Task to complete
Every line that contains the word "text" should be copied out.

Data section

[START]

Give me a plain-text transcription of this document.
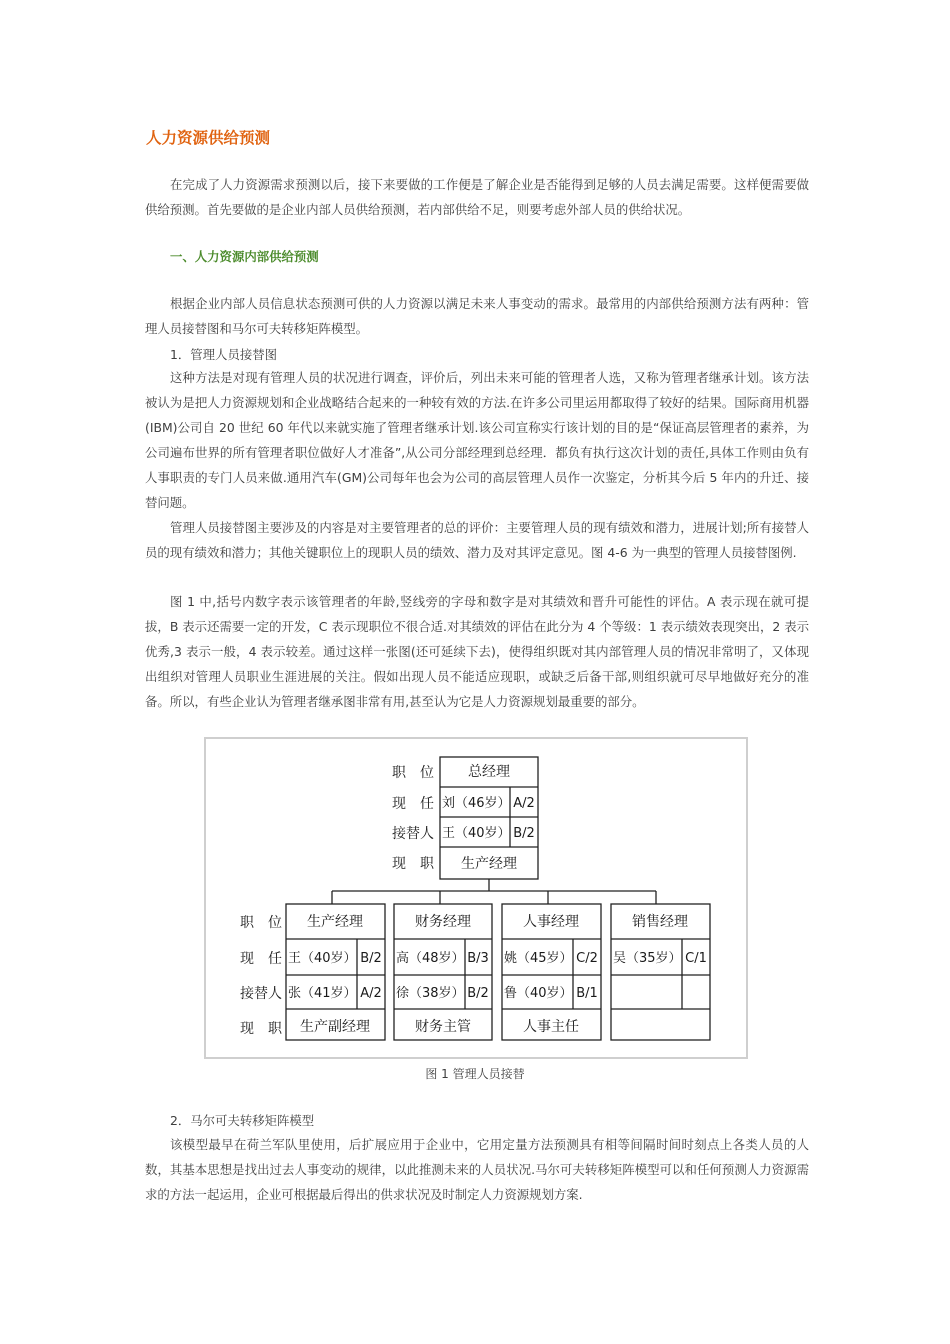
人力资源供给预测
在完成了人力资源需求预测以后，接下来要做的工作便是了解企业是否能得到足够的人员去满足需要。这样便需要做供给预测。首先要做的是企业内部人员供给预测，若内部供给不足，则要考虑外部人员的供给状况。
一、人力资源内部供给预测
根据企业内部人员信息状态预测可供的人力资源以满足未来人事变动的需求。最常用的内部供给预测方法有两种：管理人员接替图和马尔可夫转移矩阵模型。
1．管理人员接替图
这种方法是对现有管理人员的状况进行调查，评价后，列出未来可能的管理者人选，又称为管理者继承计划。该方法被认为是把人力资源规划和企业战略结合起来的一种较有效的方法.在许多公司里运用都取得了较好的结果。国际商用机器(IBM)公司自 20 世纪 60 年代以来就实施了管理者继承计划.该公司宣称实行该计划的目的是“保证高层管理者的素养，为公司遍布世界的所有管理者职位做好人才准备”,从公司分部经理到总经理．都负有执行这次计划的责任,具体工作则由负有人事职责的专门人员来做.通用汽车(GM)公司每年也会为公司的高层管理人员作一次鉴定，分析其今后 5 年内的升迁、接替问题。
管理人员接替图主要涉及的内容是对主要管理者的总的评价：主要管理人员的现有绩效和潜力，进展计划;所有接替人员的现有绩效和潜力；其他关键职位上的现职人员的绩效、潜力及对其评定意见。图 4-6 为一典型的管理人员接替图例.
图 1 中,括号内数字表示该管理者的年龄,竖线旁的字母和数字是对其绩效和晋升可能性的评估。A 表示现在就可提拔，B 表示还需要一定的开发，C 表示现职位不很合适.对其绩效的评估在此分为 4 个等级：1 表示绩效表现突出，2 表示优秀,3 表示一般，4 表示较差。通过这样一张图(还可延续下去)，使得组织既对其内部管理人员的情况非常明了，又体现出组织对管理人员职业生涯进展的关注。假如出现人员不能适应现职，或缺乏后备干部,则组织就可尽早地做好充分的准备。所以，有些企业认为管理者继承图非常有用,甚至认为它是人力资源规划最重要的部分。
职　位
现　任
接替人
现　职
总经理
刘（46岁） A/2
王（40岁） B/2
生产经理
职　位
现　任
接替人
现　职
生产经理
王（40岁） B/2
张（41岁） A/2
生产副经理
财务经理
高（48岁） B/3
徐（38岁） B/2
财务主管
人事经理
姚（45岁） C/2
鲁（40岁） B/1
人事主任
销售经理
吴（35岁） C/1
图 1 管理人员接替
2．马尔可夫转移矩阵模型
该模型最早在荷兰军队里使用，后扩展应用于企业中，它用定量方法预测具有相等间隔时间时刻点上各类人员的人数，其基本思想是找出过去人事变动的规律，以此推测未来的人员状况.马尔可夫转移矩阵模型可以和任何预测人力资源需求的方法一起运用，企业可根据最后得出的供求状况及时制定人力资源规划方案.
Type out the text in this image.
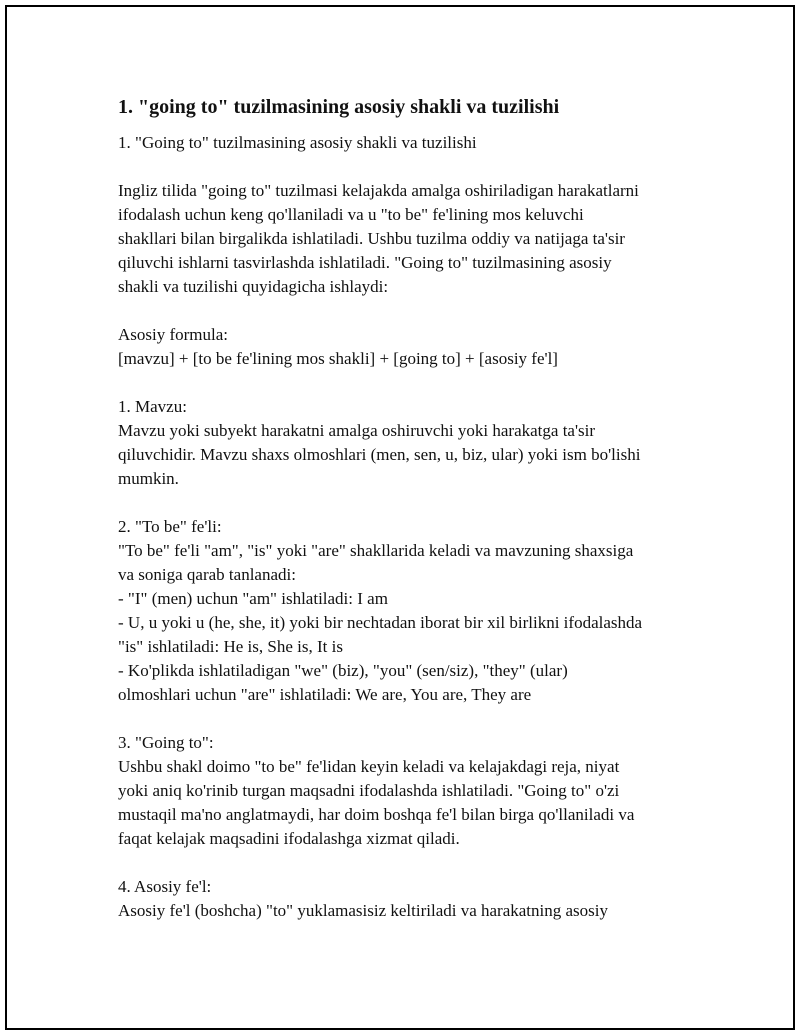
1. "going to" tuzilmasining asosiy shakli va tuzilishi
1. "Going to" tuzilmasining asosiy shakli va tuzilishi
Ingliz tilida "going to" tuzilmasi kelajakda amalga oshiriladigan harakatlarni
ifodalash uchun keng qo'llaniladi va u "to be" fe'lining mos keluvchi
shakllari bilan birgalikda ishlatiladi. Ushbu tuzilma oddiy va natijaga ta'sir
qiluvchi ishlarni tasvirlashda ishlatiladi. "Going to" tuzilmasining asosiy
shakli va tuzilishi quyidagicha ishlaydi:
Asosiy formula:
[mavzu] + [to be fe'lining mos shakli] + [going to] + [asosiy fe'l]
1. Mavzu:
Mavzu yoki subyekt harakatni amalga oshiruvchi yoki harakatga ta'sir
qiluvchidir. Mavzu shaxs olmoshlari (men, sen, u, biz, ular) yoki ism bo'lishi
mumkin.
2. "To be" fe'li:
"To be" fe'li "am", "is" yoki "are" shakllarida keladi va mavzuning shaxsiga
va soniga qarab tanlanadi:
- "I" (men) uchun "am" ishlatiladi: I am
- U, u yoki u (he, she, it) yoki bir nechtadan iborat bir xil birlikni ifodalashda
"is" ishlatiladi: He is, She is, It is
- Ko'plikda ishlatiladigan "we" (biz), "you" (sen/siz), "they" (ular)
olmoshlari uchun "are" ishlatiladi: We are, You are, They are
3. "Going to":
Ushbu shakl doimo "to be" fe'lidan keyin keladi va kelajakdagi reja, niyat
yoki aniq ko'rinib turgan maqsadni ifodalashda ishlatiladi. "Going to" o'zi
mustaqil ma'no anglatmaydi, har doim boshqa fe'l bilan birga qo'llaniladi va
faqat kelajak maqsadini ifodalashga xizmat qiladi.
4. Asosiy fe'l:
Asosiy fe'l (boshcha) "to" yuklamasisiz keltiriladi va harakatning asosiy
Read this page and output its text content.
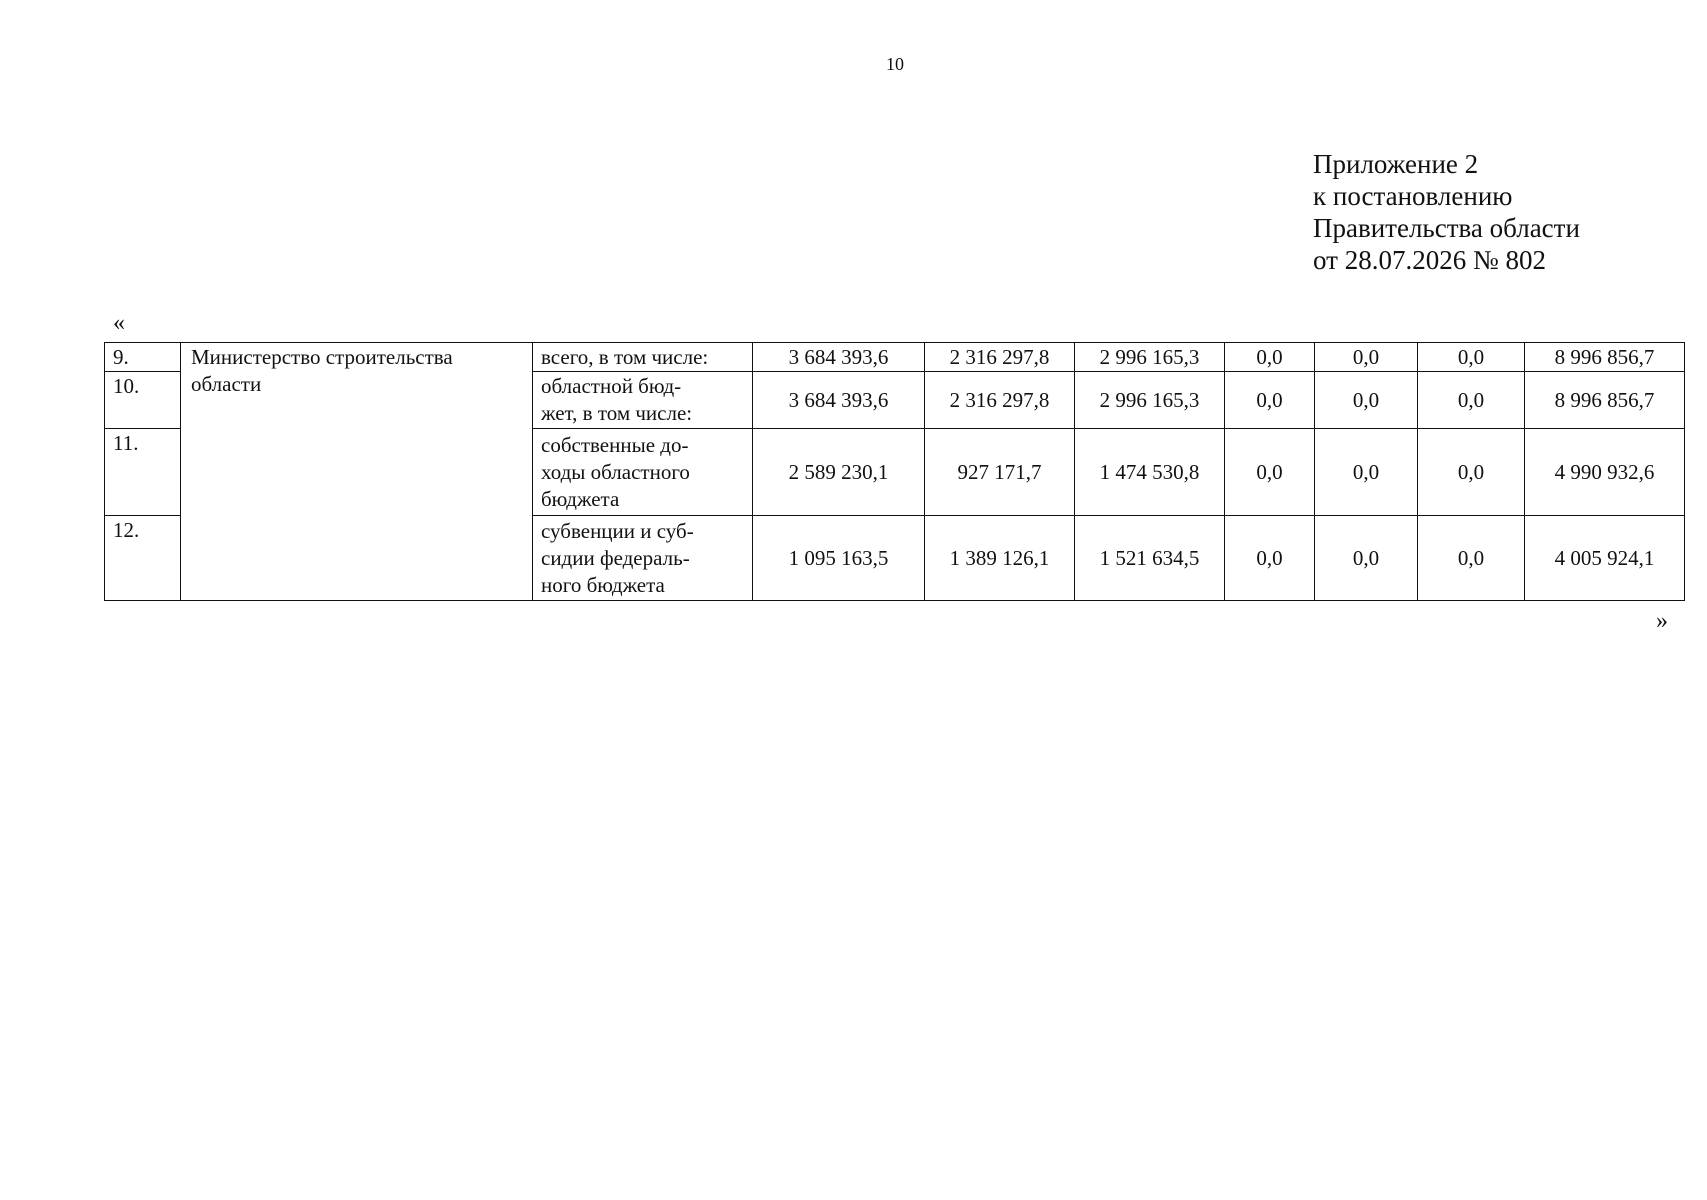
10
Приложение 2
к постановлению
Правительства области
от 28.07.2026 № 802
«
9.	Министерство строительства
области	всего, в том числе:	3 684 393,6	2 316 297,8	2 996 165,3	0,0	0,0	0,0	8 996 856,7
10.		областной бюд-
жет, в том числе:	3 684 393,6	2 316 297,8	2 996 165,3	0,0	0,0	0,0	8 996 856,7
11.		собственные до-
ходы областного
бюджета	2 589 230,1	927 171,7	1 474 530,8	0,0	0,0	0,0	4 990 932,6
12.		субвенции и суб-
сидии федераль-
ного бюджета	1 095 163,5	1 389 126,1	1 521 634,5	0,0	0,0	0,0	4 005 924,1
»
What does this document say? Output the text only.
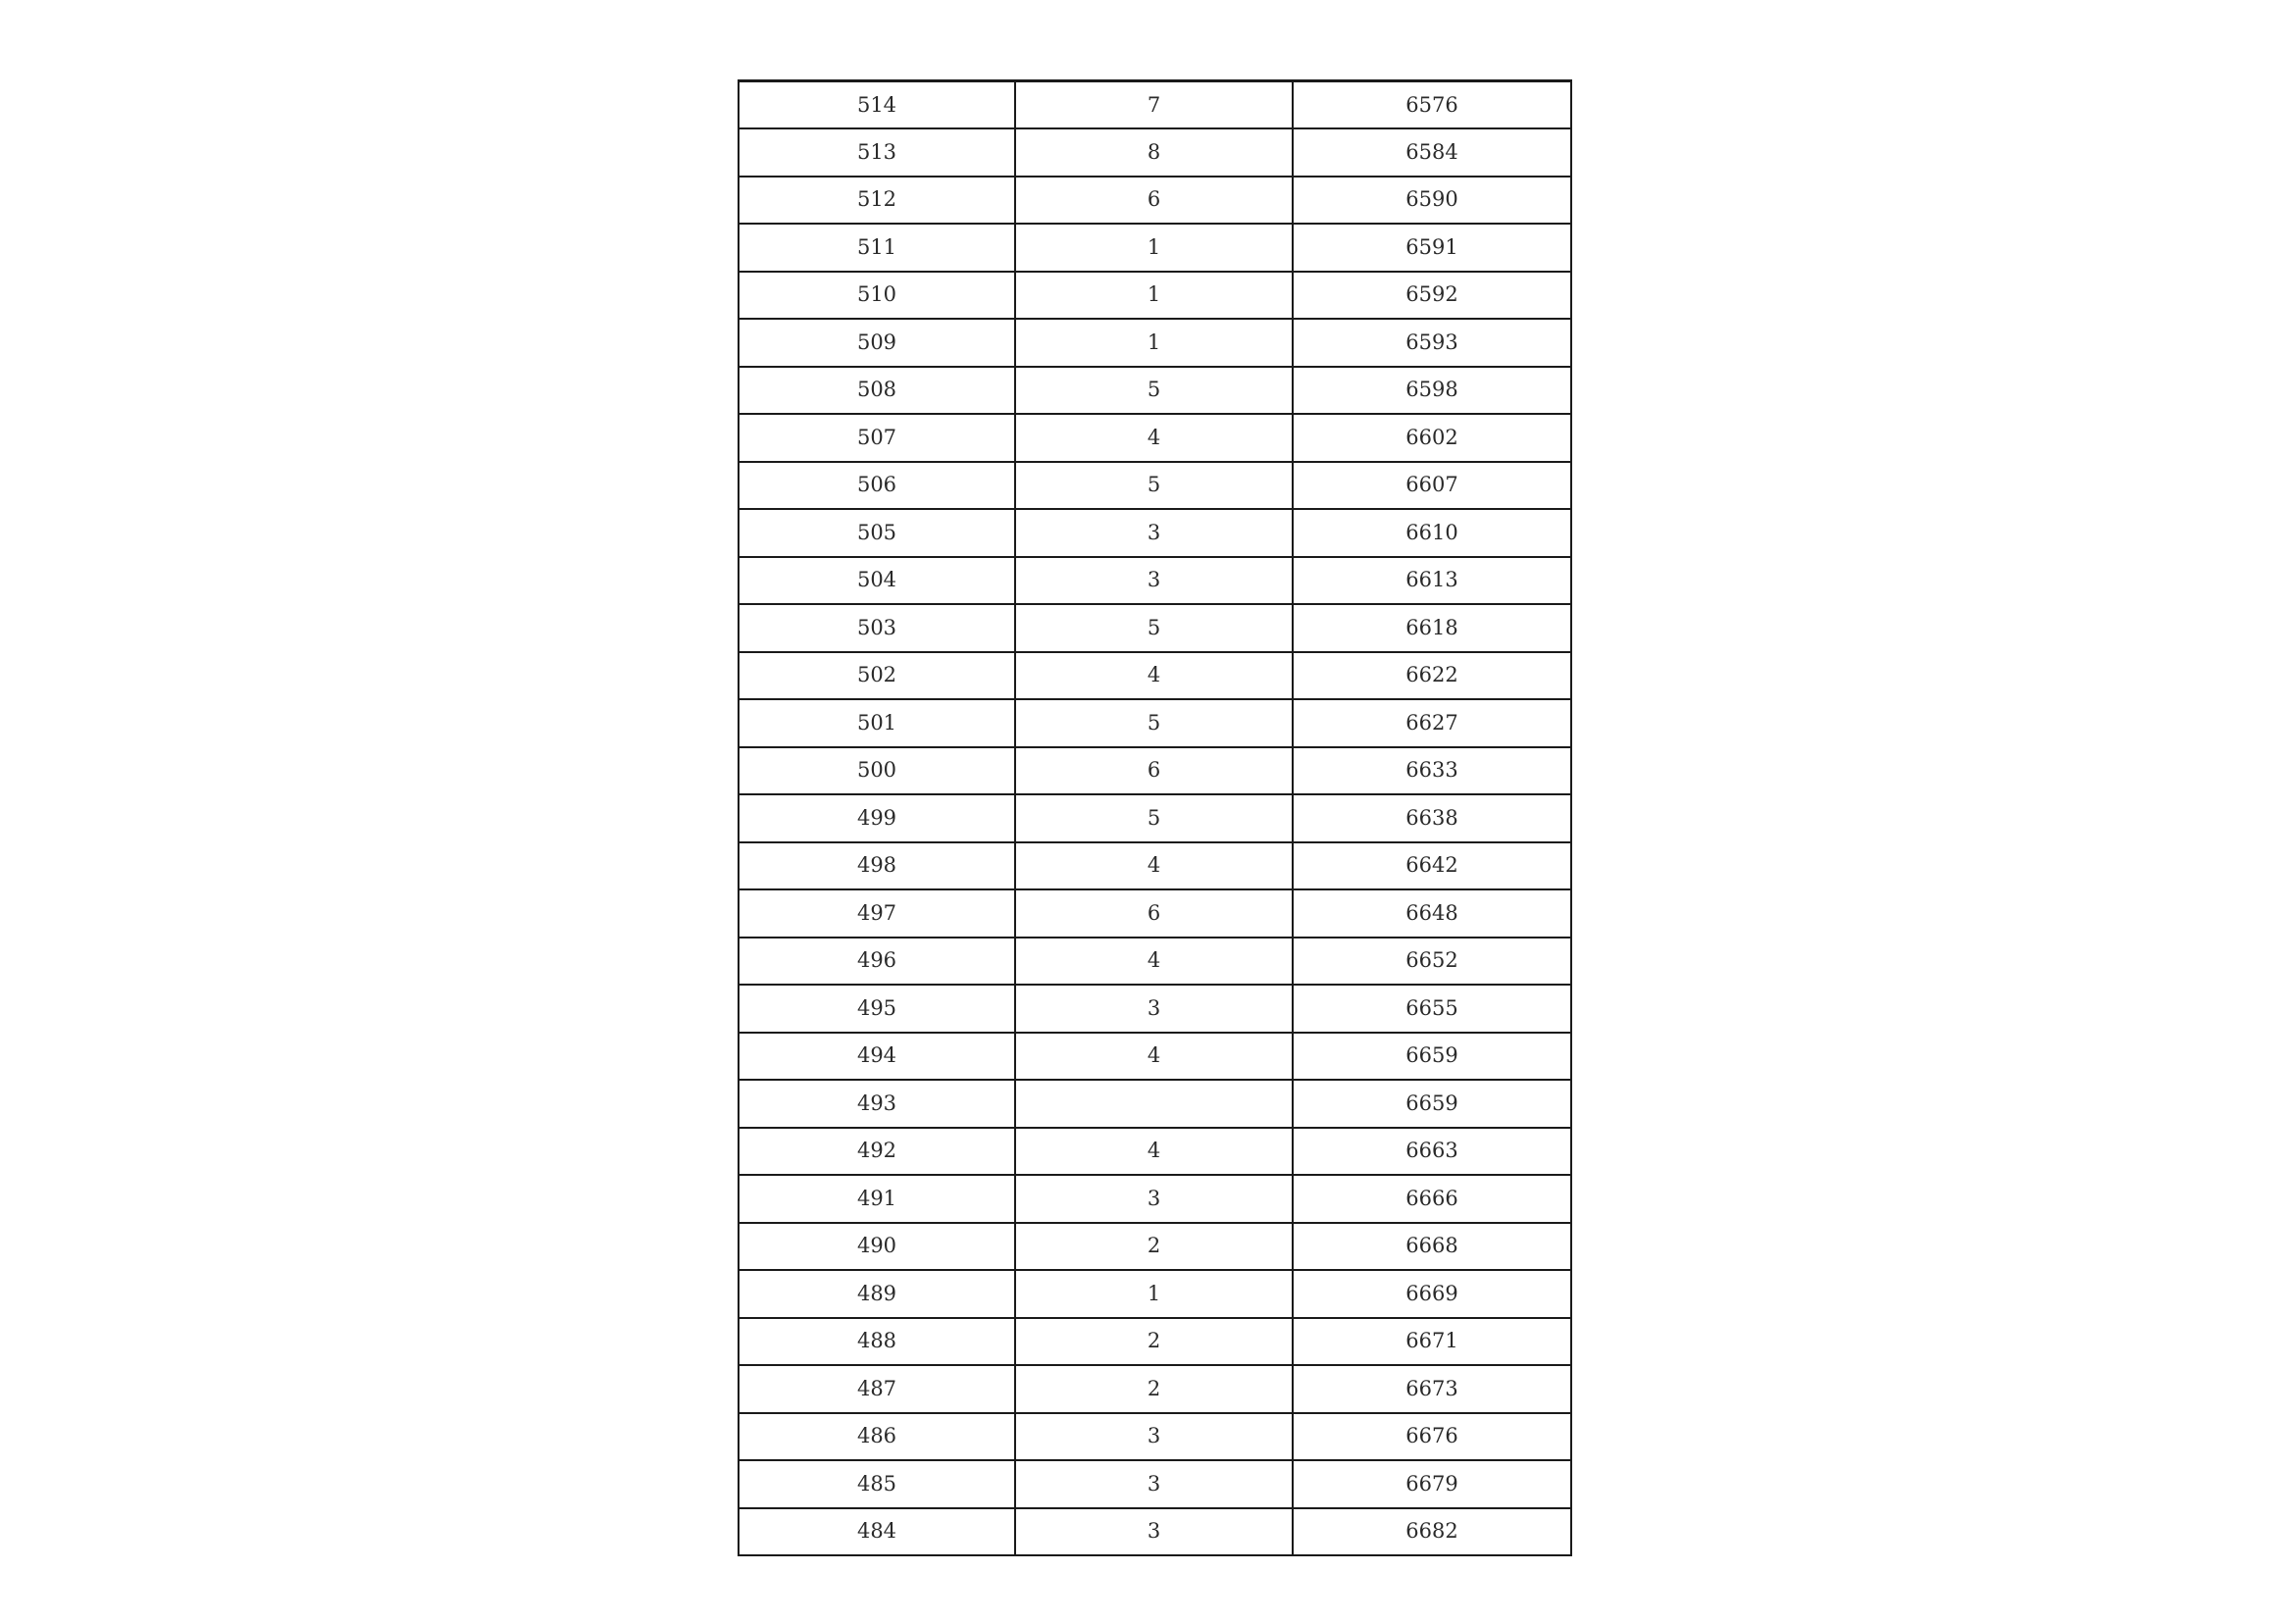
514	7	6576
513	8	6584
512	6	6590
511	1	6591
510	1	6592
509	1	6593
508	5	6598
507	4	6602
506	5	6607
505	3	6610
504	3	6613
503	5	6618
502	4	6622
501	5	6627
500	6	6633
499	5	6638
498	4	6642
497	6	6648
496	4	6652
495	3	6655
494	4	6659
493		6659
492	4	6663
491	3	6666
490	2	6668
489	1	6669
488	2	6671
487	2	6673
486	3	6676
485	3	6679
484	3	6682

[END]

Task response
Give me a plain-text transcription of this document.
Type out the text in this image.
Read this page and output its text content.
What does this document say? Output the text only.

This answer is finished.